## start DATASET RECORDS

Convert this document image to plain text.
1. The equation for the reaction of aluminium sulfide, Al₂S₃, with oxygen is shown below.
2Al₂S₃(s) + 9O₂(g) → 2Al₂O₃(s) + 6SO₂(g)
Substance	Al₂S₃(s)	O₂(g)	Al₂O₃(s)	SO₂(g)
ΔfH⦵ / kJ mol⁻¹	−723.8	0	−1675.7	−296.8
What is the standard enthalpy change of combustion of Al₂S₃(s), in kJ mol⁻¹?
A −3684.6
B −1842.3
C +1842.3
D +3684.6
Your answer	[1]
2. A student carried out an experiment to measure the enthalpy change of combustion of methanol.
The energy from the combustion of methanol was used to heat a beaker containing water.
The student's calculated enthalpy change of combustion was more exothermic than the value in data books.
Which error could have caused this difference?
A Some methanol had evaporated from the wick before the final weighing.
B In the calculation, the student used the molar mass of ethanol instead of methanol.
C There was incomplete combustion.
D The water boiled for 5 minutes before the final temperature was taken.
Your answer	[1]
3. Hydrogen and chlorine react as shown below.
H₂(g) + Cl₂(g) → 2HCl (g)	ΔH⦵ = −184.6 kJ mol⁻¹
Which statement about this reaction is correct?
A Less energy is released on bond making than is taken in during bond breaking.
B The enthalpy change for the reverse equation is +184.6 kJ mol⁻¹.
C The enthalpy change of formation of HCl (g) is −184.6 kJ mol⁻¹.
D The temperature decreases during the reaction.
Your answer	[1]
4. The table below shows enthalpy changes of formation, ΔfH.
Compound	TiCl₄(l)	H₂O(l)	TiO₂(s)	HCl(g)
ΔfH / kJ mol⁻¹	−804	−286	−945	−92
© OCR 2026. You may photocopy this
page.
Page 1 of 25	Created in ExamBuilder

## end DATASET RECORDS

Retype the material in full, character for character.

### RESPONSE
Convert this document image to plain text.
1. The equation for the reaction of aluminium sulfide, Al₂S₃, with oxygen is shown below.
2Al₂S₃(s) + 9O₂(g) → 2Al₂O₃(s) + 6SO₂(g)
Substance	Al₂S₃(s)	O₂(g)	Al₂O₃(s)	SO₂(g)
ΔfH⦵ / kJ mol⁻¹	−723.8	0	−1675.7	−296.8
What is the standard enthalpy change of combustion of Al₂S₃(s), in kJ mol⁻¹?
A −3684.6
B −1842.3
C +1842.3
D +3684.6
Your answer	[1]
2. A student carried out an experiment to measure the enthalpy change of combustion of methanol.
The energy from the combustion of methanol was used to heat a beaker containing water.
The student's calculated enthalpy change of combustion was more exothermic than the value in data books.
Which error could have caused this difference?
A Some methanol had evaporated from the wick before the final weighing.
B In the calculation, the student used the molar mass of ethanol instead of methanol.
C There was incomplete combustion.
D The water boiled for 5 minutes before the final temperature was taken.
Your answer	[1]
3. Hydrogen and chlorine react as shown below.
H₂(g) + Cl₂(g) → 2HCl (g)	ΔH⦵ = −184.6 kJ mol⁻¹
Which statement about this reaction is correct?
A Less energy is released on bond making than is taken in during bond breaking.
B The enthalpy change for the reverse equation is +184.6 kJ mol⁻¹.
C The enthalpy change of formation of HCl (g) is −184.6 kJ mol⁻¹.
D The temperature decreases during the reaction.
Your answer	[1]
4. The table below shows enthalpy changes of formation, ΔfH.
Compound	TiCl₄(l)	H₂O(l)	TiO₂(s)	HCl(g)
ΔfH / kJ mol⁻¹	−804	−286	−945	−92
© OCR 2026. You may photocopy this
page.
Page 1 of 25	Created in ExamBuilder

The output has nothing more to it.